* **Data provided**:
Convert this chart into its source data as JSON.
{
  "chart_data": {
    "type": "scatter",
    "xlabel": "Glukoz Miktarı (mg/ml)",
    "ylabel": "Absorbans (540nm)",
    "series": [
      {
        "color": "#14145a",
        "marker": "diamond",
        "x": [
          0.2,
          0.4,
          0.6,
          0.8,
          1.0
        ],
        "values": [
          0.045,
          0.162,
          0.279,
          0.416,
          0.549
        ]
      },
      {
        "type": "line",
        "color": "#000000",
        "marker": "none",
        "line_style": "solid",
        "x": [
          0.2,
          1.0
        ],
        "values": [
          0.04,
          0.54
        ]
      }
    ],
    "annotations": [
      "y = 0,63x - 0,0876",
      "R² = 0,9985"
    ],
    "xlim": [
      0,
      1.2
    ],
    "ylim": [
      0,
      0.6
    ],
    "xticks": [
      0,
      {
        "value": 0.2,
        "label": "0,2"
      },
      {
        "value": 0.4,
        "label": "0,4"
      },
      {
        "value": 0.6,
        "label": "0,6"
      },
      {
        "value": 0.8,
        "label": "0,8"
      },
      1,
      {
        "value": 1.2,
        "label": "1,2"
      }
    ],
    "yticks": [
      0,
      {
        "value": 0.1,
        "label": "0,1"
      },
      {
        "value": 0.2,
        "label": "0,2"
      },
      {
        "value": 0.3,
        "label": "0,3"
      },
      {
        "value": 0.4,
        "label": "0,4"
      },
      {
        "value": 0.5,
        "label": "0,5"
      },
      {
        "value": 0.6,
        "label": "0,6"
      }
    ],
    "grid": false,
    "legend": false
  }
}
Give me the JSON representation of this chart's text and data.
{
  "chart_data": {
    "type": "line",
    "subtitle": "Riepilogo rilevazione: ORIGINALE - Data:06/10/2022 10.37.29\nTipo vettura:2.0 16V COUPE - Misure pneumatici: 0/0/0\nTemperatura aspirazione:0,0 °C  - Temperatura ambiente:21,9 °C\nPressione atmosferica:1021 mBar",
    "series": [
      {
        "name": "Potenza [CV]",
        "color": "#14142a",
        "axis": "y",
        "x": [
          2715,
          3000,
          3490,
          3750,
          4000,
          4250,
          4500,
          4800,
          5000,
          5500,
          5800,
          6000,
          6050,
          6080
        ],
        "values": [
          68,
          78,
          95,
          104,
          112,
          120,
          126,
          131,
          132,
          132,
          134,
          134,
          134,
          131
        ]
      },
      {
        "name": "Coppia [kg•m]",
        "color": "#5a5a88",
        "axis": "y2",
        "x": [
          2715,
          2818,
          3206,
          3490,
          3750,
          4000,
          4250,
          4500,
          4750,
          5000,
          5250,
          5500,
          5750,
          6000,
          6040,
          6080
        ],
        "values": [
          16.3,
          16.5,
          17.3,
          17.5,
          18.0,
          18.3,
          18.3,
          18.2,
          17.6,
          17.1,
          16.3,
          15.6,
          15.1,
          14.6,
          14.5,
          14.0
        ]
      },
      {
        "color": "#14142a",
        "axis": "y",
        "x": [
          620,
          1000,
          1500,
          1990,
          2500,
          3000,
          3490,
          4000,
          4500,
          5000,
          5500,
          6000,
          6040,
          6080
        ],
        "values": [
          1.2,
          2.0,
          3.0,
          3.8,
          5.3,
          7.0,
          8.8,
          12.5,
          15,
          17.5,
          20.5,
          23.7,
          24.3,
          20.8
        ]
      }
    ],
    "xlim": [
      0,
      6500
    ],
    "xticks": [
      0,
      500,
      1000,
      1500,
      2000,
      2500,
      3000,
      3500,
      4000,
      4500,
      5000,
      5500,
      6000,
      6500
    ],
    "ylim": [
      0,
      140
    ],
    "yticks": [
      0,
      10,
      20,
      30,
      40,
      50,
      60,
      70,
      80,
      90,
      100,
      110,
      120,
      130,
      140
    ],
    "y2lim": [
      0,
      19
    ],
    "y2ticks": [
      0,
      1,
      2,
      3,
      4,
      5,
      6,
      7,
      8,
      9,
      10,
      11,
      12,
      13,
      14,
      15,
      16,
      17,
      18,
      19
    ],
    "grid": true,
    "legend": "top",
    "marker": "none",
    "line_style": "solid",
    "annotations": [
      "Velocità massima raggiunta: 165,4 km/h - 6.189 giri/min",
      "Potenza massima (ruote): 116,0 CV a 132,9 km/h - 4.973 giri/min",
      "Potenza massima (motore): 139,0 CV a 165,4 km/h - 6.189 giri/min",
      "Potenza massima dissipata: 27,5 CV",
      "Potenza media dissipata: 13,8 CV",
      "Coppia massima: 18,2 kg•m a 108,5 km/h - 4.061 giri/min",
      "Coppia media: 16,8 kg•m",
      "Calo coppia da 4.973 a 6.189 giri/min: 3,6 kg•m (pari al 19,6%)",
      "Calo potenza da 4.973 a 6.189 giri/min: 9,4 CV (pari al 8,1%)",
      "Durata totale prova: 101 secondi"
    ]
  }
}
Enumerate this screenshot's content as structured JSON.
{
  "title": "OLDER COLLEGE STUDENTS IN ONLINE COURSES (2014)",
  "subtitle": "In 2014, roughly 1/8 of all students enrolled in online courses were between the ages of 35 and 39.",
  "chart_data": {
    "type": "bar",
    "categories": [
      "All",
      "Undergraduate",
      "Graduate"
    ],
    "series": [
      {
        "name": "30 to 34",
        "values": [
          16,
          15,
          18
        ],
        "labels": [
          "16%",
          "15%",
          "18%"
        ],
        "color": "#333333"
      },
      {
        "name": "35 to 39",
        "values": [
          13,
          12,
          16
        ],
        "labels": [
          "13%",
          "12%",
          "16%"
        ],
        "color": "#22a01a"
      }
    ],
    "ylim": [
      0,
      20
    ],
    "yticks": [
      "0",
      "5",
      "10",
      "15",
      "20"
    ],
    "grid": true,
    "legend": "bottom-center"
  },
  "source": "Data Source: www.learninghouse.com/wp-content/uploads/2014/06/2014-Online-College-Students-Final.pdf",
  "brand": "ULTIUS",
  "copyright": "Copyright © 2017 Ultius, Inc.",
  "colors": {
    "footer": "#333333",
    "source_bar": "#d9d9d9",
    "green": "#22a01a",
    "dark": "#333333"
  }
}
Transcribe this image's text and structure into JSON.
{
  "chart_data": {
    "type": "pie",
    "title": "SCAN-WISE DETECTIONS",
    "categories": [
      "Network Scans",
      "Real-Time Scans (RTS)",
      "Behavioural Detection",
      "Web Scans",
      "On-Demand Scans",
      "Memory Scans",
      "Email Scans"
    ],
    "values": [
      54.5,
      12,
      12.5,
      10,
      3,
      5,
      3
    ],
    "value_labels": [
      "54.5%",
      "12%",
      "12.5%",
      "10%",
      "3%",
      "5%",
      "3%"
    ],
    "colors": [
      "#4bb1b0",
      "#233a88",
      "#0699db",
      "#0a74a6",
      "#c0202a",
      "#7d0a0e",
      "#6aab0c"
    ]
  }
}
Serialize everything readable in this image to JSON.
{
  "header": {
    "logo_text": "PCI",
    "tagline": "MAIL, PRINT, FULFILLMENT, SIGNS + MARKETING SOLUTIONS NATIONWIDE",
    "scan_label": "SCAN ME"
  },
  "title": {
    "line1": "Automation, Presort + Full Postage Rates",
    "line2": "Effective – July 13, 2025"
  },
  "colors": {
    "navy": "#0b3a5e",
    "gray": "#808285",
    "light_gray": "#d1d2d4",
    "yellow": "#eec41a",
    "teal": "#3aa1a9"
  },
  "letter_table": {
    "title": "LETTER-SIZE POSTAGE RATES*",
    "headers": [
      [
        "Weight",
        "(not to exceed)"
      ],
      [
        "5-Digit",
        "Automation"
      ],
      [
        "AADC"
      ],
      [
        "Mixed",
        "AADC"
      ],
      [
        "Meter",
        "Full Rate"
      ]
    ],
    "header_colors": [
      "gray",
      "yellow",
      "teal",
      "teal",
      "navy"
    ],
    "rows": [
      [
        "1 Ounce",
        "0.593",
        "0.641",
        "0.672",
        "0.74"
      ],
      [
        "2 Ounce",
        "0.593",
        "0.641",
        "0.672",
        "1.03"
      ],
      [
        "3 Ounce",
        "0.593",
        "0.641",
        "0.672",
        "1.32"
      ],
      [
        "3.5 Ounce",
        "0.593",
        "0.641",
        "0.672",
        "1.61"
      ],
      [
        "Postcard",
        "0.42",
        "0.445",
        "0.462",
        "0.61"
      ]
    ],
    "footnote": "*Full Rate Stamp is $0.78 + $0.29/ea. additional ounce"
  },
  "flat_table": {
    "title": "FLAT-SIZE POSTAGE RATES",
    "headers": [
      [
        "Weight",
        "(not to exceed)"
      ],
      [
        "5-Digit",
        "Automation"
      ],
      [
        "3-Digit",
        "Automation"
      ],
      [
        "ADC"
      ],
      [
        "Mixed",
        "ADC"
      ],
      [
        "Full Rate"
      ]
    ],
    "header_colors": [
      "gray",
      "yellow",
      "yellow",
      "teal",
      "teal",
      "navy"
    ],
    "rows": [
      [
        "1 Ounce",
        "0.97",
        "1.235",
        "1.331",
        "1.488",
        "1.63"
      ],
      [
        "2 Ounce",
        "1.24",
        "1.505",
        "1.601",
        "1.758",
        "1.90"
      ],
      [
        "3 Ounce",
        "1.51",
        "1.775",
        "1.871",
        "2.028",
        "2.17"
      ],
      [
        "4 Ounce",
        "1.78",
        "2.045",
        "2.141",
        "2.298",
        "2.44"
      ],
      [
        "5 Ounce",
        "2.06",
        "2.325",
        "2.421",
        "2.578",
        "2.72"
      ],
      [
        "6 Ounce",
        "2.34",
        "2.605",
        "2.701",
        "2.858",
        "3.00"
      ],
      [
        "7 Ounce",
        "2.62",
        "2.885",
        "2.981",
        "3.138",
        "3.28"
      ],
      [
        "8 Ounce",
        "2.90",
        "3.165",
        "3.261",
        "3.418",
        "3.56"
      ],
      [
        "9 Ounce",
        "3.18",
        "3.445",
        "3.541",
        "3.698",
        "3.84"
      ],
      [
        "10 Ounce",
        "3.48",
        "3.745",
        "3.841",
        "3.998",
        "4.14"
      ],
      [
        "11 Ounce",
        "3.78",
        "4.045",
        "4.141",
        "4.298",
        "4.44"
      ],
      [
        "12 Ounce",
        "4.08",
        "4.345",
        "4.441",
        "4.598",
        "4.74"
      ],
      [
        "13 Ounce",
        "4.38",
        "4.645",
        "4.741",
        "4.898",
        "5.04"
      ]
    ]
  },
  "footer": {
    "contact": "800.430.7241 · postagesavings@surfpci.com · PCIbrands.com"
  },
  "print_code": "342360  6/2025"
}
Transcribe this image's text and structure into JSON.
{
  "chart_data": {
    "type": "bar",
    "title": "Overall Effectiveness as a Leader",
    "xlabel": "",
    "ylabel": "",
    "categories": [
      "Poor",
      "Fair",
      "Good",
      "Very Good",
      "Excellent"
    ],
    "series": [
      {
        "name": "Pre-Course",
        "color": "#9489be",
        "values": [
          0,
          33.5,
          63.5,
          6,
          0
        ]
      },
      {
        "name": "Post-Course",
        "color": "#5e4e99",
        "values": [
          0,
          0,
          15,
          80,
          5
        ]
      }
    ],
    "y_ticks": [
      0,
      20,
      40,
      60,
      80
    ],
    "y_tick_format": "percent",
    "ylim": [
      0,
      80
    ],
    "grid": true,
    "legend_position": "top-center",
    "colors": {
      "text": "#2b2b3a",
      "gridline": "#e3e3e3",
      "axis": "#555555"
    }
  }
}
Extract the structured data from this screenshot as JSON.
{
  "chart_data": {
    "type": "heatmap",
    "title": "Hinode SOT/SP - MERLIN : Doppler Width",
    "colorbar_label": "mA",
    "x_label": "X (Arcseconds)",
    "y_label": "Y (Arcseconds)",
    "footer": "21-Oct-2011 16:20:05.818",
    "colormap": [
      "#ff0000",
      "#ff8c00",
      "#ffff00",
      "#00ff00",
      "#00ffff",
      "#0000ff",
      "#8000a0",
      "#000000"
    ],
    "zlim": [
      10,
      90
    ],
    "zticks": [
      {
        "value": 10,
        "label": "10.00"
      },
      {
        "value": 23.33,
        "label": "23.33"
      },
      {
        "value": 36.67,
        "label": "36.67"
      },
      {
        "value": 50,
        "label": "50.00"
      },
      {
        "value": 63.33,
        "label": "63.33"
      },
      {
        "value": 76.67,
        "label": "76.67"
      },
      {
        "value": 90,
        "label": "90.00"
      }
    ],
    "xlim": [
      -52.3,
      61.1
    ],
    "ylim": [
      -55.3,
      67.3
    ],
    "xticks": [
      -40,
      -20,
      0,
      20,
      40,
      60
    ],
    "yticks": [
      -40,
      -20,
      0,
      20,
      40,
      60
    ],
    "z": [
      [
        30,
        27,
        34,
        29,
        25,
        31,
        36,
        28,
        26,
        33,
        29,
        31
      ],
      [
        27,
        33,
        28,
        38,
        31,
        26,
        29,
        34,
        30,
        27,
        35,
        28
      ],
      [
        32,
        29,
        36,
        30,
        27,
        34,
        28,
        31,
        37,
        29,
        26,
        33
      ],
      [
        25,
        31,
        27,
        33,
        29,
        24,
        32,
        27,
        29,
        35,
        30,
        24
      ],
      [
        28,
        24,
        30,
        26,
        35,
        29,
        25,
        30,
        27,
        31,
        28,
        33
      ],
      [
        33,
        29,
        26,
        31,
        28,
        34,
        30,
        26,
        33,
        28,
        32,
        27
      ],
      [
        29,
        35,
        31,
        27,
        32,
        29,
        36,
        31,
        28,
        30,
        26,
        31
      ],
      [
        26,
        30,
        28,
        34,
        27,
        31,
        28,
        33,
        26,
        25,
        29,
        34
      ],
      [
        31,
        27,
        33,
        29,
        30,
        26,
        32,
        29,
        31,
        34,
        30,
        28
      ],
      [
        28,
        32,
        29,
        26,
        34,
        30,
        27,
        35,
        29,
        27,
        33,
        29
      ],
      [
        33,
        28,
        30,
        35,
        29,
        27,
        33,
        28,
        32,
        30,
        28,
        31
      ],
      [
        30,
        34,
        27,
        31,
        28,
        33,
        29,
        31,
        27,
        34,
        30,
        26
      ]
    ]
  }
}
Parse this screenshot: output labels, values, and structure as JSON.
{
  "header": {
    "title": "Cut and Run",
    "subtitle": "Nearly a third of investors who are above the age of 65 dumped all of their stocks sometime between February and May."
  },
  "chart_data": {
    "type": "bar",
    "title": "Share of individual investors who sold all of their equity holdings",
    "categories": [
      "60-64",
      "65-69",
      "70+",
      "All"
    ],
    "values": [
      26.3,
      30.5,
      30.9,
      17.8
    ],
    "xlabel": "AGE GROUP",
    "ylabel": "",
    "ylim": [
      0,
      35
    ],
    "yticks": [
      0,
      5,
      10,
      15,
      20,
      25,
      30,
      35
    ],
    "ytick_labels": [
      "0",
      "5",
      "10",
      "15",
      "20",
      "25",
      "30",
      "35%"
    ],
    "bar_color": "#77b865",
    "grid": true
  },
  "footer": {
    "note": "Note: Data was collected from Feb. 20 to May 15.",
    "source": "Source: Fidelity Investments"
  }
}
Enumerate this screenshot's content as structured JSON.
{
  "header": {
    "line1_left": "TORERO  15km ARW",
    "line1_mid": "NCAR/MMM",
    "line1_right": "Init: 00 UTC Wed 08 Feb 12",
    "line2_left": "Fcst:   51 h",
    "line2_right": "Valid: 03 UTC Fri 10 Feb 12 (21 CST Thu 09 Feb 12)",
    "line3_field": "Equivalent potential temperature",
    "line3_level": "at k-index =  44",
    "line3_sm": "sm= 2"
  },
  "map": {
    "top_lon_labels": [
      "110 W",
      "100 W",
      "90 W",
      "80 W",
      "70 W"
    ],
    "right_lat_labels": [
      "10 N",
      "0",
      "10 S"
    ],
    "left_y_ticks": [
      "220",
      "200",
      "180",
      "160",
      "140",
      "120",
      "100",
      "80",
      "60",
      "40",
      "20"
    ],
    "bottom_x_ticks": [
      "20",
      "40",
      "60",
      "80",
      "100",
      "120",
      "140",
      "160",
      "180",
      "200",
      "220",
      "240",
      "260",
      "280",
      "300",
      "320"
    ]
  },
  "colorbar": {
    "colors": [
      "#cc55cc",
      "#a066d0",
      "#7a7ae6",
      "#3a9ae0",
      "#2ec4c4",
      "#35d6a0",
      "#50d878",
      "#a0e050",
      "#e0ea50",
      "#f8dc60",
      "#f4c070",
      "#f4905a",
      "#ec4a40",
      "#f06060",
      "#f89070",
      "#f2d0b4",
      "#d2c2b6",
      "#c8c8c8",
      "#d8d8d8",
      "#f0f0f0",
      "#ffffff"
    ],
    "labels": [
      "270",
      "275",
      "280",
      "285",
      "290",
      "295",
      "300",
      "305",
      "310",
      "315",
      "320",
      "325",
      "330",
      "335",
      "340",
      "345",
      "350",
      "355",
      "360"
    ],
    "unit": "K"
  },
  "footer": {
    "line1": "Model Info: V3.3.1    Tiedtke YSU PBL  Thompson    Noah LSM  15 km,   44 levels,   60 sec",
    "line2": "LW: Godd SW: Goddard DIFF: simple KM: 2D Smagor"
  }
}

* **What is expected**:
Search the records for the string "marker" and return every line in which it occurs.

* **Completed exercise**:
        "marker": "diamond",
        "marker": "none",
    "marker": "none",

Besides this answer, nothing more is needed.